━━ Records supplied ━━
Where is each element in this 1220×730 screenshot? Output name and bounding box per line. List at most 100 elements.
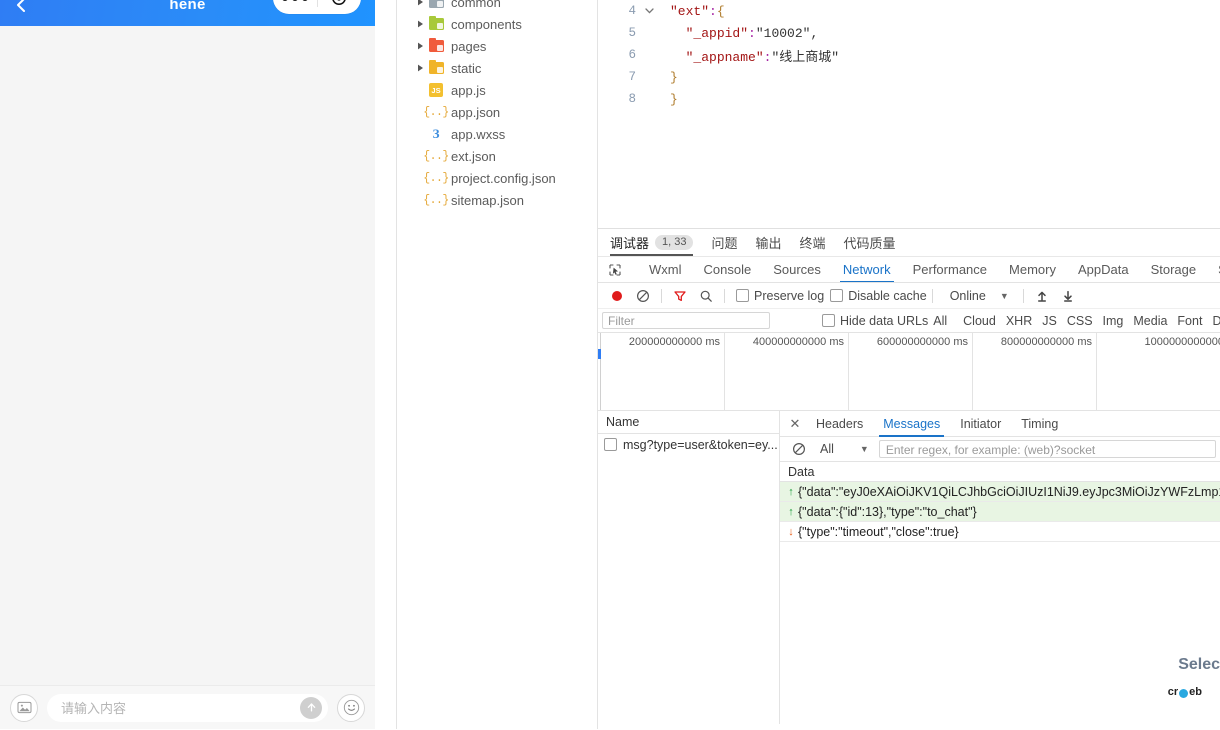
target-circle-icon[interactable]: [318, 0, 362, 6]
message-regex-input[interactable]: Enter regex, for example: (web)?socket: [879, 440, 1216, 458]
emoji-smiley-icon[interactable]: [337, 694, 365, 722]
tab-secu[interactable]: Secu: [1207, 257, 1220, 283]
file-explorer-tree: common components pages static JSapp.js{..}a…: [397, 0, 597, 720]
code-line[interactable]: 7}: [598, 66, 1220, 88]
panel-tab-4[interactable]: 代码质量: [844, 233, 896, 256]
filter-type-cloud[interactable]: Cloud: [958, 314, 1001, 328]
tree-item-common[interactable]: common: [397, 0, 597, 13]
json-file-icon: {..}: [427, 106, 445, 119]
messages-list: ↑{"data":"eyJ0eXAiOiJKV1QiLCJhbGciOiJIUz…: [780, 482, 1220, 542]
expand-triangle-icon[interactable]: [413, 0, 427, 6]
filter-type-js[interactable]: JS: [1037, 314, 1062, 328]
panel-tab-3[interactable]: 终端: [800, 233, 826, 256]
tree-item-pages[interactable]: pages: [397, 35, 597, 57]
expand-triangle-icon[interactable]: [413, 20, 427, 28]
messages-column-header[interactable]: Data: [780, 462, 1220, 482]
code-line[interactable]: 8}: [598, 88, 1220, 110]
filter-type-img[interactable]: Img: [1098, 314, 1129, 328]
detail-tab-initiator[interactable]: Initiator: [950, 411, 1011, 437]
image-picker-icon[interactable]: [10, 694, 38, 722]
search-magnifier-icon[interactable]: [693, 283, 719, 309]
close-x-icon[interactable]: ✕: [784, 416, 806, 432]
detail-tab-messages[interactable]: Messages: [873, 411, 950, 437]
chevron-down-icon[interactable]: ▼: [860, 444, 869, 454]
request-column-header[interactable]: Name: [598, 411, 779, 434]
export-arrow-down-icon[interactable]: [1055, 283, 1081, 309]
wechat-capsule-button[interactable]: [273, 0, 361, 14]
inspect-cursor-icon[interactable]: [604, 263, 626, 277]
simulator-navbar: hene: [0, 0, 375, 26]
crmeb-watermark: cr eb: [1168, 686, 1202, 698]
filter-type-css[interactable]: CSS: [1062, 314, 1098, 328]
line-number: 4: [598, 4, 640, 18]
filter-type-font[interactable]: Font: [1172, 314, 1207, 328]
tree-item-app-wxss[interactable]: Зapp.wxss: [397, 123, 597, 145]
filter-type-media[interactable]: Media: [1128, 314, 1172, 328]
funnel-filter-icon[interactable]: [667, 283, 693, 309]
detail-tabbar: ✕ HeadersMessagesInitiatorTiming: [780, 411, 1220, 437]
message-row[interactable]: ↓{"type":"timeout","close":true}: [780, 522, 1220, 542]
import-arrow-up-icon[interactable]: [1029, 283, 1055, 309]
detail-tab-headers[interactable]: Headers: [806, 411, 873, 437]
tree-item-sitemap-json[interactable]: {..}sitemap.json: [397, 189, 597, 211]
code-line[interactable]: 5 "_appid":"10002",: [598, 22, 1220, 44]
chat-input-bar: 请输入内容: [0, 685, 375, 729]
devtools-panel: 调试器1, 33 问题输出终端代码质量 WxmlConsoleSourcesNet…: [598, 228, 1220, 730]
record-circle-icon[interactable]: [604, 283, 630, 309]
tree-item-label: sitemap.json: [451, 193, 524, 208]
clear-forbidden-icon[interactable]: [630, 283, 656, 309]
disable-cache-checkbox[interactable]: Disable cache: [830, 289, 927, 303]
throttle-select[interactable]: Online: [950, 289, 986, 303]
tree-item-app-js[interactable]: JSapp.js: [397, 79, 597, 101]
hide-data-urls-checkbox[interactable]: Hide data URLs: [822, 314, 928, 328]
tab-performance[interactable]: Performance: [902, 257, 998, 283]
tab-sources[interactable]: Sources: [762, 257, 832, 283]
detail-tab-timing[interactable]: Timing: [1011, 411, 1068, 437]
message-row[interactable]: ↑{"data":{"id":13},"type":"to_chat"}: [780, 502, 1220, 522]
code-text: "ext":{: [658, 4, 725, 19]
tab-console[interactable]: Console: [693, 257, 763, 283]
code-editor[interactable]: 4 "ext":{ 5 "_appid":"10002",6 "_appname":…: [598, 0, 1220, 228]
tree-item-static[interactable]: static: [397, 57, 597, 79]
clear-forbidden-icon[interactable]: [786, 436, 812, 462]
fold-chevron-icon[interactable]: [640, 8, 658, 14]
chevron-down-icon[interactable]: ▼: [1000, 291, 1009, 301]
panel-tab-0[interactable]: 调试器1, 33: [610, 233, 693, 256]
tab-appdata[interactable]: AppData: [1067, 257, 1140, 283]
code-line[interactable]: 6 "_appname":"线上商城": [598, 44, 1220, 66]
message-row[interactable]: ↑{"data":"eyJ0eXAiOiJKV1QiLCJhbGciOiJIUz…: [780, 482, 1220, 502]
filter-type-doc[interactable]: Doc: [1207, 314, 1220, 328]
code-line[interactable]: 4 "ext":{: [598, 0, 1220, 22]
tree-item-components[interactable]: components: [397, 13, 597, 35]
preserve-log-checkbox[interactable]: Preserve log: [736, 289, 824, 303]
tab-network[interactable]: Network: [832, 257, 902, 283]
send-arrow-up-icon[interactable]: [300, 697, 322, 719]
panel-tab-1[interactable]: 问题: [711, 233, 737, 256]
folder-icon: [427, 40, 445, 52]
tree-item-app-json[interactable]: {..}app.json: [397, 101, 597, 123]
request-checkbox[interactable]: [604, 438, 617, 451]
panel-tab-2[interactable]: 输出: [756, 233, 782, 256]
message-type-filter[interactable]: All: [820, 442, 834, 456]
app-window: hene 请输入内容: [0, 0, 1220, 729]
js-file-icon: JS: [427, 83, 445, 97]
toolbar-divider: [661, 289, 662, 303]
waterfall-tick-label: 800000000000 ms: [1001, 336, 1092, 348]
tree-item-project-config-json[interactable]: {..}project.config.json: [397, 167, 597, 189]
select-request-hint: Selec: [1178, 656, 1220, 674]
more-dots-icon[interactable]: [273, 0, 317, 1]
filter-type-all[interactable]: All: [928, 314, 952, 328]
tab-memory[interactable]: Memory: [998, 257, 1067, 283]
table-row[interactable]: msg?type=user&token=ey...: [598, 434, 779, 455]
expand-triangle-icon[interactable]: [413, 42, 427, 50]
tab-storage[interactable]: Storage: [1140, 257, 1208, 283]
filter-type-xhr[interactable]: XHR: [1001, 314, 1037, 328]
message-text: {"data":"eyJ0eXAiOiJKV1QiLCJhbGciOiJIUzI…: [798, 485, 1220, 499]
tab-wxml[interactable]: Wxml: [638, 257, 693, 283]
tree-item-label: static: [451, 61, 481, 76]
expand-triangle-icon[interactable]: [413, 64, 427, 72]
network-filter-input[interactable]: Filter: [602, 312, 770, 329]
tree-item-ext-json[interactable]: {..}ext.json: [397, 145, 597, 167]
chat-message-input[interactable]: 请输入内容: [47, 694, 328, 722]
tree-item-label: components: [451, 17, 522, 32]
━━━
━━ Records supplied ━━
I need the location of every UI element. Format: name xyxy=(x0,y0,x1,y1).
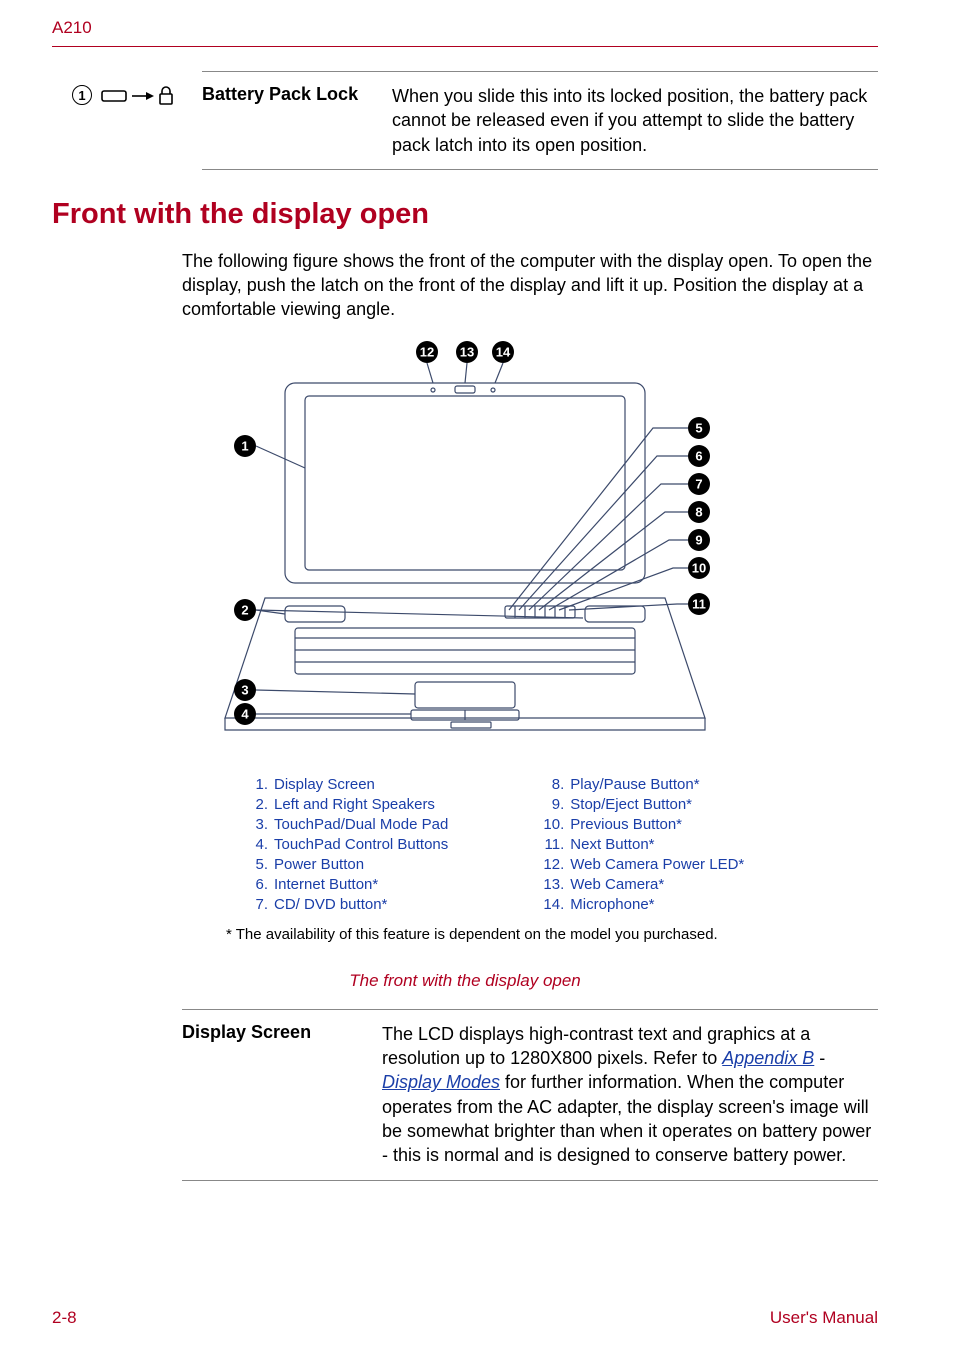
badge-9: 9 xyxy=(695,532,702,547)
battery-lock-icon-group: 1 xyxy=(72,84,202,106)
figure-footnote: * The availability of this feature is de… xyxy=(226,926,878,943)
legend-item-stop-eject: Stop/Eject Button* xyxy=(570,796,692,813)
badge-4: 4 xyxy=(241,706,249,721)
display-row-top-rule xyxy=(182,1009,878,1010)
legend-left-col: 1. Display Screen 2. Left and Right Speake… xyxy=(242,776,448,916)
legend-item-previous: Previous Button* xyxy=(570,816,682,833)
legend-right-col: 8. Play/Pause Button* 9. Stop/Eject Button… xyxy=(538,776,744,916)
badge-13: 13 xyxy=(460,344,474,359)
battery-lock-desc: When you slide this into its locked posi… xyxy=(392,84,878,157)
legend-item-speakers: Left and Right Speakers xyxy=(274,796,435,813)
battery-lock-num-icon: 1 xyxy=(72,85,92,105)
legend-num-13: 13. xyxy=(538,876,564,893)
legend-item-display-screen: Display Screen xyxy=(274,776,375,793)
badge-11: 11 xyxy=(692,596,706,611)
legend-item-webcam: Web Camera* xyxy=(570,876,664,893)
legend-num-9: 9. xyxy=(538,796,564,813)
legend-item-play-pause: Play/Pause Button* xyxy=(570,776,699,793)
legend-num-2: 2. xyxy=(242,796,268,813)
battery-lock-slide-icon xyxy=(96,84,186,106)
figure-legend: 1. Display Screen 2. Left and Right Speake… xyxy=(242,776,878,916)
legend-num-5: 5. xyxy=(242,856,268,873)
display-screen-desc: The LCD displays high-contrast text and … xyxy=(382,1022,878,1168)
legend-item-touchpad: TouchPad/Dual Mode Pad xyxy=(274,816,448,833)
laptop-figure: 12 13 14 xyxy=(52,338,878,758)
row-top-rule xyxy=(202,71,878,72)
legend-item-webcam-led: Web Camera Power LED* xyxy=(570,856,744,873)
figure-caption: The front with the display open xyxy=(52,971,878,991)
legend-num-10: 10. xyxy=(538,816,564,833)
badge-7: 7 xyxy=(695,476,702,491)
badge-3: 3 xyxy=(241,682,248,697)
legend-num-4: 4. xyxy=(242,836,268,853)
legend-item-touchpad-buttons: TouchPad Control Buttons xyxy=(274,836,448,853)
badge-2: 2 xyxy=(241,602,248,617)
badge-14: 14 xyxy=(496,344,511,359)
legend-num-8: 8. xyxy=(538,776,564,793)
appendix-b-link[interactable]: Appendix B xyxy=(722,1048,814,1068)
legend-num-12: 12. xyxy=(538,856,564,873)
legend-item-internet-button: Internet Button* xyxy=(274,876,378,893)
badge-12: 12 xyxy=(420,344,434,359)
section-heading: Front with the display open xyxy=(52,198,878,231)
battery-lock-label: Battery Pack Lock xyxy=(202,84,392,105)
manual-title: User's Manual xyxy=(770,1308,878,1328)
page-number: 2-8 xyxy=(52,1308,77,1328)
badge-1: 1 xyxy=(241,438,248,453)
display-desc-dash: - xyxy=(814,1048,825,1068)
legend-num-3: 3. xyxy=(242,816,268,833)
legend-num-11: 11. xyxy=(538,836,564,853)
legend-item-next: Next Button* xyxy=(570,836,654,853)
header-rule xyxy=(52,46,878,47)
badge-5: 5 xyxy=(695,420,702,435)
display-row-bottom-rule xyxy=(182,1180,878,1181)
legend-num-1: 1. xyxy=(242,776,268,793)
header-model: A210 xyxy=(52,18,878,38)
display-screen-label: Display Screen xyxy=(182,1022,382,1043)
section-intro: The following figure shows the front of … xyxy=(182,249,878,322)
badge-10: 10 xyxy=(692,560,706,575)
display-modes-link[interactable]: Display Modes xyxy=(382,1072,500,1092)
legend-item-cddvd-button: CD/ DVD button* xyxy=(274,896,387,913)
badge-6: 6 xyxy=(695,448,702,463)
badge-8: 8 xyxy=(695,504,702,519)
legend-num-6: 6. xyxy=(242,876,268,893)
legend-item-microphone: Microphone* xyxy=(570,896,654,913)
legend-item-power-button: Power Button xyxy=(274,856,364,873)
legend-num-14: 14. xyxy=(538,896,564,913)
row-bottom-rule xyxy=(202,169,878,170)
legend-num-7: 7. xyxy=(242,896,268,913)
━━━
━━ Records supplied ━━
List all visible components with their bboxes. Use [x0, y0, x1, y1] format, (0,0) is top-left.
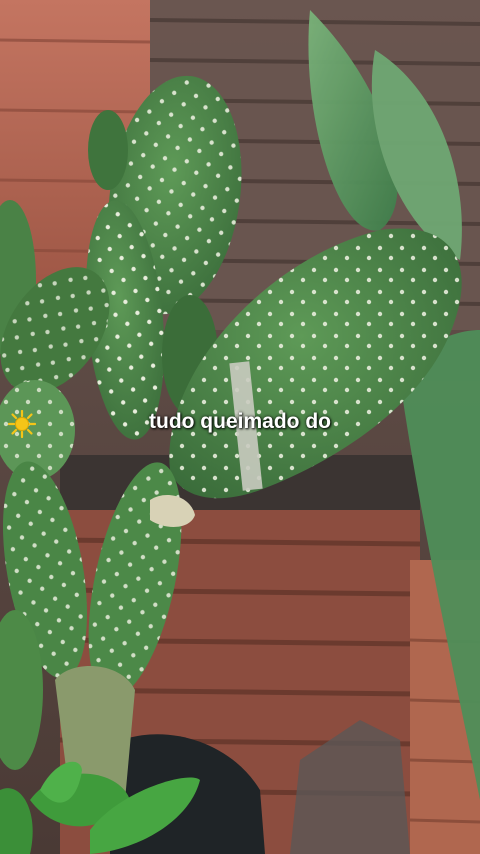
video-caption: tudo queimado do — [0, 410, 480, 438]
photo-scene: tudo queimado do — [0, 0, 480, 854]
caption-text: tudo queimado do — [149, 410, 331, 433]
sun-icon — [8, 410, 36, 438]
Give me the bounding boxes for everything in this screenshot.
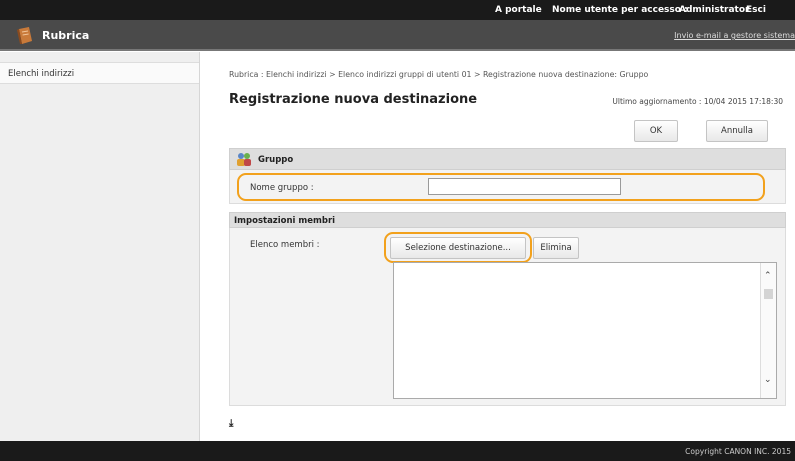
━━━
## Task prompt:
Starting with the line containing "I need the location" and going on through the line containing "legend-num-9: 9. xyxy=(538,796,564,813)", reproduce the listing with "legend-entry" substituted for every "legend-item" and nothing else altered. Include only those lines, and leave the pictures out.

## Written response:
I need the location of every UI element. Format: name xyxy=(x0,y0,x1,y1).
badge-9: 9 xyxy=(695,532,702,547)
battery-lock-icon-group: 1 xyxy=(72,84,202,106)
figure-footnote: * The availability of this feature is de… xyxy=(226,926,878,943)
legend-entry-stop-eject: Stop/Eject Button* xyxy=(570,796,692,813)
badge-4: 4 xyxy=(241,706,249,721)
display-row-top-rule xyxy=(182,1009,878,1010)
legend-left-col: 1. Display Screen 2. Left and Right Speake… xyxy=(242,776,448,916)
legend-entry-previous: Previous Button* xyxy=(570,816,682,833)
legend-right-col: 8. Play/Pause Button* 9. Stop/Eject Button… xyxy=(538,776,744,916)
badge-13: 13 xyxy=(460,344,474,359)
battery-lock-desc: When you slide this into its locked posi… xyxy=(392,84,878,157)
legend-entry-speakers: Left and Right Speakers xyxy=(274,796,435,813)
battery-lock-num-icon: 1 xyxy=(72,85,92,105)
legend-num-13: 13. xyxy=(538,876,564,893)
legend-entry-display-screen: Display Screen xyxy=(274,776,375,793)
badge-11: 11 xyxy=(692,596,706,611)
legend-entry-webcam: Web Camera* xyxy=(570,876,664,893)
legend-num-9: 9. xyxy=(538,796,564,813)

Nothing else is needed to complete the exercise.